▶ Written request
Give the number of lines holding the string "JSON", and nothing else.

-------- Task inputs --------

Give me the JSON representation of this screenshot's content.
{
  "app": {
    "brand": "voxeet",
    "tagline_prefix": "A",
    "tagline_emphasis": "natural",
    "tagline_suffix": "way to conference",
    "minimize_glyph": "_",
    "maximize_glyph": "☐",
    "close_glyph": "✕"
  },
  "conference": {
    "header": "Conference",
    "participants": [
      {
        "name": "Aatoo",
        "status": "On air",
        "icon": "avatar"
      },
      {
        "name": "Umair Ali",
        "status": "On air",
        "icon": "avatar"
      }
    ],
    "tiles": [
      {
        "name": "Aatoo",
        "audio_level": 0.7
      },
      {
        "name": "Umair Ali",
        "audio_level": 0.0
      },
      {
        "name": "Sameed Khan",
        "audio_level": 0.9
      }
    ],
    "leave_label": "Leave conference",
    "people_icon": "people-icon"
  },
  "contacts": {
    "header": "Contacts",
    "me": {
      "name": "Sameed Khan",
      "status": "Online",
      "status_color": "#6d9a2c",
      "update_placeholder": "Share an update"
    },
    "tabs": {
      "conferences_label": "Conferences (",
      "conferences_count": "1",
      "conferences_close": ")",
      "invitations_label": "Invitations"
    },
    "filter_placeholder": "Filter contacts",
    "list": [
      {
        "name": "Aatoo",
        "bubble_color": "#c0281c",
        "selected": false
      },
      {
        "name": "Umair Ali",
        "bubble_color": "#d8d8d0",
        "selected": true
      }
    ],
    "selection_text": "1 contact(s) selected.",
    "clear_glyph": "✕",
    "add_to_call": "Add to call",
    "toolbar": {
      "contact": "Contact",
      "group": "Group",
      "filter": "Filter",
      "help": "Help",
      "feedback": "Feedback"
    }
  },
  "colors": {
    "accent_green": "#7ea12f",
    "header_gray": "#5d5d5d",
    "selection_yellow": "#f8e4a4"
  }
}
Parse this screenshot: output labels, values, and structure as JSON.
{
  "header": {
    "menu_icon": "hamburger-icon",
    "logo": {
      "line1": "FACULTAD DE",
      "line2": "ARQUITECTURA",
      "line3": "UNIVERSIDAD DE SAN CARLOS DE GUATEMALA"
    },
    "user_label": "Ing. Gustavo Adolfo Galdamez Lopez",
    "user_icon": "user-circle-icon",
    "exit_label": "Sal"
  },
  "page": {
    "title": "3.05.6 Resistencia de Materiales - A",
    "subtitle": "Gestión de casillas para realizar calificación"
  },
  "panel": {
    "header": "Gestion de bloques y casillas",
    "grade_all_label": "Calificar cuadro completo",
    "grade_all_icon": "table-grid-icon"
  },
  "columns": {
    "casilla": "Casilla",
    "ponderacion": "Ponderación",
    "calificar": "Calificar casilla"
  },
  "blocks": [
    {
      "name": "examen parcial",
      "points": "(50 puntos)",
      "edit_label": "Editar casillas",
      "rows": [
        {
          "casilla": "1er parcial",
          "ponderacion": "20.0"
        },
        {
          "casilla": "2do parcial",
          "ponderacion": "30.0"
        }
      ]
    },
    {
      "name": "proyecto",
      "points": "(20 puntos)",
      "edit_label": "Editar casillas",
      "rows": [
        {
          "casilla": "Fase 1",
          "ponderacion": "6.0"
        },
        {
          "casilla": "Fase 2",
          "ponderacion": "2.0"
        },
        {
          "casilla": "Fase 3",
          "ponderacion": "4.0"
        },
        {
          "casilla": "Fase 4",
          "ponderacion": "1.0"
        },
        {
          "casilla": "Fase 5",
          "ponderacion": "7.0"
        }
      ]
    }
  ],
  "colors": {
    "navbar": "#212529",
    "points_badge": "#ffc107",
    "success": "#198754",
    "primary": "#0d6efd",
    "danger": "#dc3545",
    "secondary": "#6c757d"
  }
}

--------

▶ Task result
2